*Dataset:*
# # #
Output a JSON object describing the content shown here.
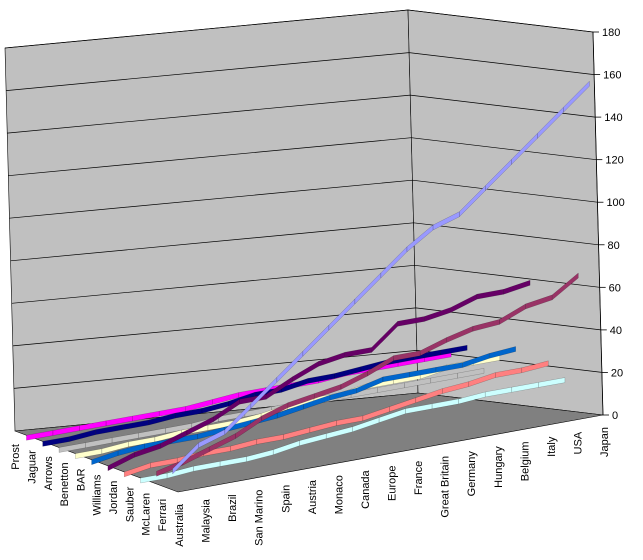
{
  "chart_data": {
    "type": "line",
    "variant": "3d-ribbon",
    "title": "",
    "xlabel": "",
    "ylabel": "",
    "ylim": [
      0,
      180
    ],
    "y_ticks": [
      "0",
      "20",
      "40",
      "60",
      "80",
      "100",
      "120",
      "140",
      "160",
      "180"
    ],
    "grid": true,
    "legend": "none",
    "categories": [
      "Australia",
      "Malaysia",
      "Brazil",
      "San Marino",
      "Spain",
      "Austria",
      "Monaco",
      "Canada",
      "Europe",
      "France",
      "Great Britain",
      "Germany",
      "Hungary",
      "Belgium",
      "Italy",
      "USA",
      "Japan"
    ],
    "depth_categories": [
      "Prost",
      "Jaguar",
      "Arrows",
      "Benetton",
      "BAR",
      "Williams",
      "Jordan",
      "Sauber",
      "McLaren",
      "Ferrari"
    ],
    "colors": {
      "wall": "#c0c0c0",
      "floor": "#808080",
      "gridline": "#000000"
    },
    "series": [
      {
        "name": "Ferrari",
        "color": "#9999ff",
        "values": [
          10,
          20,
          24,
          34,
          44,
          54,
          64,
          74,
          84,
          94,
          102,
          106,
          116,
          126,
          136,
          146,
          156
        ]
      },
      {
        "name": "McLaren",
        "color": "#993366",
        "values": [
          6,
          9,
          13,
          17,
          23,
          27,
          29,
          31,
          35,
          40,
          40,
          44,
          47,
          48,
          53,
          55,
          63
        ]
      },
      {
        "name": "Sauber",
        "color": "#ccffff",
        "values": [
          0,
          0,
          1,
          1,
          1,
          2,
          4,
          5,
          6,
          8,
          10,
          10,
          10,
          11,
          11,
          11,
          11
        ]
      },
      {
        "name": "Jordan",
        "color": "#ff8080",
        "values": [
          0,
          2,
          2,
          3,
          3,
          4,
          4,
          5,
          6,
          6,
          8,
          10,
          12,
          13,
          15,
          15,
          16
        ]
      },
      {
        "name": "Williams",
        "color": "#660066",
        "values": [
          0,
          4,
          6,
          10,
          14,
          20,
          20,
          26,
          31,
          33,
          33,
          43,
          43,
          45,
          49,
          49,
          51
        ]
      },
      {
        "name": "BAR",
        "color": "#0066cc",
        "values": [
          0,
          2,
          3,
          3,
          3,
          4,
          5,
          6,
          8,
          10,
          11,
          14,
          14,
          14,
          14,
          16,
          17
        ]
      },
      {
        "name": "Benetton",
        "color": "#ffffcc",
        "values": [
          0,
          0,
          1,
          1,
          2,
          2,
          2,
          3,
          5,
          6,
          6,
          8,
          8,
          8,
          10,
          10,
          10
        ]
      },
      {
        "name": "Arrows",
        "color": "#c0c0c0",
        "values": [
          0,
          0,
          0,
          0,
          0,
          0,
          1,
          1,
          1,
          1,
          1,
          1,
          1,
          1,
          1,
          1,
          1
        ]
      },
      {
        "name": "Jaguar",
        "color": "#000080",
        "values": [
          0,
          0,
          1,
          1,
          1,
          2,
          2,
          3,
          5,
          5,
          7,
          7,
          8,
          9,
          9,
          9,
          9
        ]
      },
      {
        "name": "Prost",
        "color": "#ff00ff",
        "values": [
          0,
          0,
          0,
          0,
          0,
          0,
          0,
          1,
          2,
          2,
          2,
          2,
          3,
          3,
          3,
          3,
          3
        ]
      }
    ]
  }
}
# # #
*What you need to do:* Print out every entry above without changing a word, and leave out the pictures.

*Finished task:*
Output a JSON object describing the content shown here.
{
  "chart_data": {
    "type": "line",
    "variant": "3d-ribbon",
    "title": "",
    "xlabel": "",
    "ylabel": "",
    "ylim": [
      0,
      180
    ],
    "y_ticks": [
      "0",
      "20",
      "40",
      "60",
      "80",
      "100",
      "120",
      "140",
      "160",
      "180"
    ],
    "grid": true,
    "legend": "none",
    "categories": [
      "Australia",
      "Malaysia",
      "Brazil",
      "San Marino",
      "Spain",
      "Austria",
      "Monaco",
      "Canada",
      "Europe",
      "France",
      "Great Britain",
      "Germany",
      "Hungary",
      "Belgium",
      "Italy",
      "USA",
      "Japan"
    ],
    "depth_categories": [
      "Prost",
      "Jaguar",
      "Arrows",
      "Benetton",
      "BAR",
      "Williams",
      "Jordan",
      "Sauber",
      "McLaren",
      "Ferrari"
    ],
    "colors": {
      "wall": "#c0c0c0",
      "floor": "#808080",
      "gridline": "#000000"
    },
    "series": [
      {
        "name": "Ferrari",
        "color": "#9999ff",
        "values": [
          10,
          20,
          24,
          34,
          44,
          54,
          64,
          74,
          84,
          94,
          102,
          106,
          116,
          126,
          136,
          146,
          156
        ]
      },
      {
        "name": "McLaren",
        "color": "#993366",
        "values": [
          6,
          9,
          13,
          17,
          23,
          27,
          29,
          31,
          35,
          40,
          40,
          44,
          47,
          48,
          53,
          55,
          63
        ]
      },
      {
        "name": "Sauber",
        "color": "#ccffff",
        "values": [
          0,
          0,
          1,
          1,
          1,
          2,
          4,
          5,
          6,
          8,
          10,
          10,
          10,
          11,
          11,
          11,
          11
        ]
      },
      {
        "name": "Jordan",
        "color": "#ff8080",
        "values": [
          0,
          2,
          2,
          3,
          3,
          4,
          4,
          5,
          6,
          6,
          8,
          10,
          12,
          13,
          15,
          15,
          16
        ]
      },
      {
        "name": "Williams",
        "color": "#660066",
        "values": [
          0,
          4,
          6,
          10,
          14,
          20,
          20,
          26,
          31,
          33,
          33,
          43,
          43,
          45,
          49,
          49,
          51
        ]
      },
      {
        "name": "BAR",
        "color": "#0066cc",
        "values": [
          0,
          2,
          3,
          3,
          3,
          4,
          5,
          6,
          8,
          10,
          11,
          14,
          14,
          14,
          14,
          16,
          17
        ]
      },
      {
        "name": "Benetton",
        "color": "#ffffcc",
        "values": [
          0,
          0,
          1,
          1,
          2,
          2,
          2,
          3,
          5,
          6,
          6,
          8,
          8,
          8,
          10,
          10,
          10
        ]
      },
      {
        "name": "Arrows",
        "color": "#c0c0c0",
        "values": [
          0,
          0,
          0,
          0,
          0,
          0,
          1,
          1,
          1,
          1,
          1,
          1,
          1,
          1,
          1,
          1,
          1
        ]
      },
      {
        "name": "Jaguar",
        "color": "#000080",
        "values": [
          0,
          0,
          1,
          1,
          1,
          2,
          2,
          3,
          5,
          5,
          7,
          7,
          8,
          9,
          9,
          9,
          9
        ]
      },
      {
        "name": "Prost",
        "color": "#ff00ff",
        "values": [
          0,
          0,
          0,
          0,
          0,
          0,
          0,
          1,
          2,
          2,
          2,
          2,
          3,
          3,
          3,
          3,
          3
        ]
      }
    ]
  }
}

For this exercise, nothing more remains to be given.